** START **
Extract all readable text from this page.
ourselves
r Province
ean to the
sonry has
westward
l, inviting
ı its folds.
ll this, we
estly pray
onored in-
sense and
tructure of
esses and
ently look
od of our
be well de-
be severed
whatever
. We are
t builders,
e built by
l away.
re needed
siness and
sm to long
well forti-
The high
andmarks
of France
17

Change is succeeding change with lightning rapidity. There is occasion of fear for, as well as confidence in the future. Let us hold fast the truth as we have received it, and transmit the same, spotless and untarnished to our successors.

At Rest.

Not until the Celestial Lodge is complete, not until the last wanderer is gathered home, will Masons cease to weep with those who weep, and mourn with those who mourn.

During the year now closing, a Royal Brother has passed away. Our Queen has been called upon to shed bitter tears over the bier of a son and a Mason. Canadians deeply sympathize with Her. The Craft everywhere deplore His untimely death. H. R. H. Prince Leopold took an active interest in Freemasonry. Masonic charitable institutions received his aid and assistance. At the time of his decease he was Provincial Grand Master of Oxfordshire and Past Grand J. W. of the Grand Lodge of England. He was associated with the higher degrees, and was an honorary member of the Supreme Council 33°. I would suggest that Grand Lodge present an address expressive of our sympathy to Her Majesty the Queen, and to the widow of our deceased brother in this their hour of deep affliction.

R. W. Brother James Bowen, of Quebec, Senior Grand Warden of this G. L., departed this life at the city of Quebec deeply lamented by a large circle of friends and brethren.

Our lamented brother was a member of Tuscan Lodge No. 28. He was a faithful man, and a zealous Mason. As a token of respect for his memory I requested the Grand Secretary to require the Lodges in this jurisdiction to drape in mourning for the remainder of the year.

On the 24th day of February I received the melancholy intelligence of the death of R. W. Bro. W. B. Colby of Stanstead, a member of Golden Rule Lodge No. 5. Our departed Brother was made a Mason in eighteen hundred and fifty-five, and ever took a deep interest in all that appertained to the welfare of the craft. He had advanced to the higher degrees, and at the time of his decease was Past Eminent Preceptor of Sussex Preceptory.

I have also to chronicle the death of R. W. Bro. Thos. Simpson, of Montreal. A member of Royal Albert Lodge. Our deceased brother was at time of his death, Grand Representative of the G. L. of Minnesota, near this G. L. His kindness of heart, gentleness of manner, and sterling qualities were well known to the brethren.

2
** END **
▸ EXERCISE DETAILS
Return every line above that contains the word "away".

▸ ANSWER FOR THIS EXERCISE
l away.
During the year now closing, a Royal Brother has passed away. Our Queen has been called upon to shed bitter tears over the bier of a son and a Mason. Canadians deeply sympathize with Her. The Craft everywhere deplore His untimely death. H. R. H. Prince Leopold took an active interest in Freemasonry. Masonic charitable institutions received his aid and assistance. At the time of his decease he was Provincial Grand Master of Oxfordshire and Past Grand J. W. of the Grand Lodge of England. He was associated with the higher degrees, and was an honorary member of the Supreme Council 33°. I would suggest that Grand Lodge present an address expressive of our sympathy to Her Majesty the Queen, and to the widow of our deceased brother in this their hour of deep affliction.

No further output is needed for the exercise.